(begin)

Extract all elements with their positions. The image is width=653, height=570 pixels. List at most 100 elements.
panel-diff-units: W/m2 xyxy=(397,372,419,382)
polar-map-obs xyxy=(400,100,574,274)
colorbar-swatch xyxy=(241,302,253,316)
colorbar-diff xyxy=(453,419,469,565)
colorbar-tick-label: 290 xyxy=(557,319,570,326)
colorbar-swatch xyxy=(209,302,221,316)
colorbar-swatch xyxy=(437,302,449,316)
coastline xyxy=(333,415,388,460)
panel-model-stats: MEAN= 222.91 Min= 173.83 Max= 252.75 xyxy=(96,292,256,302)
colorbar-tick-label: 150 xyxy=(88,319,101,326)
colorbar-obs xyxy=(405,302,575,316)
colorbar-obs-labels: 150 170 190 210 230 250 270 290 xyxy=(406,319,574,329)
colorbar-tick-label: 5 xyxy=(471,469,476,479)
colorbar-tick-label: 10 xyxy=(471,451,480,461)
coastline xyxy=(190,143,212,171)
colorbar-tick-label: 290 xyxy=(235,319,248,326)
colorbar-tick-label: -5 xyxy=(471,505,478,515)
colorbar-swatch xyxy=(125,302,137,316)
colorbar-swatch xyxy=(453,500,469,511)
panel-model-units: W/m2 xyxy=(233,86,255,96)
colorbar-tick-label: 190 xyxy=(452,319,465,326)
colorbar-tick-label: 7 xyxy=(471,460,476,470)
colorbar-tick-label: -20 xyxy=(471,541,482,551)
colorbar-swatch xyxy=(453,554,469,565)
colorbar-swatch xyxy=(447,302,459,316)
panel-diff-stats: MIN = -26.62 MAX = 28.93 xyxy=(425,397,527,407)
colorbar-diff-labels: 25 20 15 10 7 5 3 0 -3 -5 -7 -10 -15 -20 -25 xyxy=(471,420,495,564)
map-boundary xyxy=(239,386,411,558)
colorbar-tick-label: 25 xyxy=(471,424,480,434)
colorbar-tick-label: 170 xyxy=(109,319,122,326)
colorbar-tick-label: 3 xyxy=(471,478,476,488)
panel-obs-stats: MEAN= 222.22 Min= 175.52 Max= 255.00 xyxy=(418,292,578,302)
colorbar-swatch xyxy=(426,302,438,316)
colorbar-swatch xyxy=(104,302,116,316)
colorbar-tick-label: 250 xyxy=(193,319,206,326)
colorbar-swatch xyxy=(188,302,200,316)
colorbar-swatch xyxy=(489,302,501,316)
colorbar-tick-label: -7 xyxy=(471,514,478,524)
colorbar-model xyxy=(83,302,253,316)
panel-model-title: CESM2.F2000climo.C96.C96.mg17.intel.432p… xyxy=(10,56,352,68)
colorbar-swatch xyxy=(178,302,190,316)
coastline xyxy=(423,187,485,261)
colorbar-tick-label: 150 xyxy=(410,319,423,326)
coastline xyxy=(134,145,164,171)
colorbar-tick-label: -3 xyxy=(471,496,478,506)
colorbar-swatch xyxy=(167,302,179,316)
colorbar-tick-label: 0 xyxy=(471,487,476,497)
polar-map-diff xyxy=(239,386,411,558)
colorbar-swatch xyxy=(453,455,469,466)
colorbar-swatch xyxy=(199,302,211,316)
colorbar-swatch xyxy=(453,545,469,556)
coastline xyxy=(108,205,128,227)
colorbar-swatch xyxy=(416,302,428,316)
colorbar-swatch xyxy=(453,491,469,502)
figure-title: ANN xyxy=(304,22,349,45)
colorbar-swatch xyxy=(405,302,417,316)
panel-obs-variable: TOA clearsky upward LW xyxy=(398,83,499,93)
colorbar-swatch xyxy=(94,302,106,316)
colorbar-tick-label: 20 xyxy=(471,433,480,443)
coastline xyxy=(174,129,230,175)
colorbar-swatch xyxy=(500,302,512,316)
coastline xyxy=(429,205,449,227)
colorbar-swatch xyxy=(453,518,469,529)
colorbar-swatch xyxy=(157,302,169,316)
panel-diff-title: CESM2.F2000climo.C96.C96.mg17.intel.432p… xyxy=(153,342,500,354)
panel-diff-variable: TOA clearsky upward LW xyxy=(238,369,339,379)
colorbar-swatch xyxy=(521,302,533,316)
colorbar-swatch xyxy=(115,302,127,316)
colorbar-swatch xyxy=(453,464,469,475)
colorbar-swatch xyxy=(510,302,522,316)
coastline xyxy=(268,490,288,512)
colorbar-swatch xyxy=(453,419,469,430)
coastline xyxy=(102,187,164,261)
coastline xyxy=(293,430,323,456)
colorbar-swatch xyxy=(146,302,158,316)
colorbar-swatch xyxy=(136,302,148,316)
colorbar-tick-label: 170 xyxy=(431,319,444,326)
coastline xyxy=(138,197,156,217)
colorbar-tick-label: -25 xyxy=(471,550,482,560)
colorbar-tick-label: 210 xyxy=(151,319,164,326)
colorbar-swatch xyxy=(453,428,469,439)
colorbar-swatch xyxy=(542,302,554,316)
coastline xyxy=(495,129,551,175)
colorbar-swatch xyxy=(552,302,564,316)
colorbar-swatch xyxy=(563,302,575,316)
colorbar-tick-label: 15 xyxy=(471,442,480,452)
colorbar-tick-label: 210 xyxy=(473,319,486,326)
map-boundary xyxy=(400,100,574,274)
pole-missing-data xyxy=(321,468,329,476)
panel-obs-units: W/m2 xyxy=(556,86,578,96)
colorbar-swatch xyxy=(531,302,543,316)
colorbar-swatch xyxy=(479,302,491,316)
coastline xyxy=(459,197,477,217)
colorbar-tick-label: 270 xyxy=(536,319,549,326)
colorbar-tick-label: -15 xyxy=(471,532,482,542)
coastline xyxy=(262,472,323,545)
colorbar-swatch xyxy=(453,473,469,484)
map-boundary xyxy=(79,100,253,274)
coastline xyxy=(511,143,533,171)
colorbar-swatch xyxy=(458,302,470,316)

(end)
(begin)

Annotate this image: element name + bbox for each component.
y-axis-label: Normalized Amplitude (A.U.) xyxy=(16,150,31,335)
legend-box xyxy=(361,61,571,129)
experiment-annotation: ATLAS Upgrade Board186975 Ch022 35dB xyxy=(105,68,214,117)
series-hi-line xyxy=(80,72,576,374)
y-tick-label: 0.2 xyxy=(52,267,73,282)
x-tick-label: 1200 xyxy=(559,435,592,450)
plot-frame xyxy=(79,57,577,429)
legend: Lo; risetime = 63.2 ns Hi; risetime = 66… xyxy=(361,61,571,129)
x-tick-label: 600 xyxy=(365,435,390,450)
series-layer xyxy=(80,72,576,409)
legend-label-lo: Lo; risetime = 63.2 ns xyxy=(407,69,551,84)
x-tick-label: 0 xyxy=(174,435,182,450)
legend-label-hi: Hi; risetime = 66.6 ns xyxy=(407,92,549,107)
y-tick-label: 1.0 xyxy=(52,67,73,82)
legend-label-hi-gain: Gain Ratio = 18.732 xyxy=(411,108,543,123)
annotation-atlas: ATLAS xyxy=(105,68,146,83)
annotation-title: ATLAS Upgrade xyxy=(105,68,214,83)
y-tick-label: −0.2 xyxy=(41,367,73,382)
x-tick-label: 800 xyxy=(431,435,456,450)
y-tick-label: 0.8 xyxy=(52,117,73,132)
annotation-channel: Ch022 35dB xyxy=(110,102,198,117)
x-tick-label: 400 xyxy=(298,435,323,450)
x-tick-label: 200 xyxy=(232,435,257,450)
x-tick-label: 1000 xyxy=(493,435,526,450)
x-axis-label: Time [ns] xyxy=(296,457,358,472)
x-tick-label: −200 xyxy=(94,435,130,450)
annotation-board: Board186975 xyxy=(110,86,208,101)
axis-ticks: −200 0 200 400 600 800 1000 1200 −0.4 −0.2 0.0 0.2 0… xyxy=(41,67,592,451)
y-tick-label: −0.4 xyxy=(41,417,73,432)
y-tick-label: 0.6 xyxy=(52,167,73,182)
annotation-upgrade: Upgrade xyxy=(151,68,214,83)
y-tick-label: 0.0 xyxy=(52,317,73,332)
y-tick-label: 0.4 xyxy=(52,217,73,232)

(end)

▸ **TASK STATEMENT**: Repeat verbatim everything from the line containing "Extract all elements" down to the line containing "colorbar-tick-label: 3 xyxy=(471,478,476,488)", including both of those lines.

▸ **COMPLETED EXERCISE**:
Extract all elements with their positions. The image is width=653, height=570 pixels. List at most 100 elements.
panel-diff-units: W/m2 xyxy=(397,372,419,382)
polar-map-obs xyxy=(400,100,574,274)
colorbar-swatch xyxy=(241,302,253,316)
colorbar-diff xyxy=(453,419,469,565)
colorbar-tick-label: 290 xyxy=(557,319,570,326)
colorbar-swatch xyxy=(209,302,221,316)
colorbar-swatch xyxy=(437,302,449,316)
coastline xyxy=(333,415,388,460)
panel-model-stats: MEAN= 222.91 Min= 173.83 Max= 252.75 xyxy=(96,292,256,302)
colorbar-tick-label: 150 xyxy=(88,319,101,326)
colorbar-obs xyxy=(405,302,575,316)
colorbar-obs-labels: 150 170 190 210 230 250 270 290 xyxy=(406,319,574,329)
colorbar-tick-label: 5 xyxy=(471,469,476,479)
colorbar-tick-label: 10 xyxy=(471,451,480,461)
coastline xyxy=(190,143,212,171)
colorbar-tick-label: 290 xyxy=(235,319,248,326)
colorbar-tick-label: -5 xyxy=(471,505,478,515)
colorbar-swatch xyxy=(125,302,137,316)
colorbar-swatch xyxy=(453,500,469,511)
panel-model-units: W/m2 xyxy=(233,86,255,96)
colorbar-tick-label: 190 xyxy=(452,319,465,326)
colorbar-tick-label: 7 xyxy=(471,460,476,470)
colorbar-tick-label: -20 xyxy=(471,541,482,551)
colorbar-swatch xyxy=(453,554,469,565)
colorbar-swatch xyxy=(447,302,459,316)
panel-diff-stats: MIN = -26.62 MAX = 28.93 xyxy=(425,397,527,407)
colorbar-diff-labels: 25 20 15 10 7 5 3 0 -3 -5 -7 -10 -15 -20 -25 xyxy=(471,420,495,564)
map-boundary xyxy=(239,386,411,558)
colorbar-tick-label: 25 xyxy=(471,424,480,434)
colorbar-tick-label: 170 xyxy=(109,319,122,326)
colorbar-tick-label: 3 xyxy=(471,478,476,488)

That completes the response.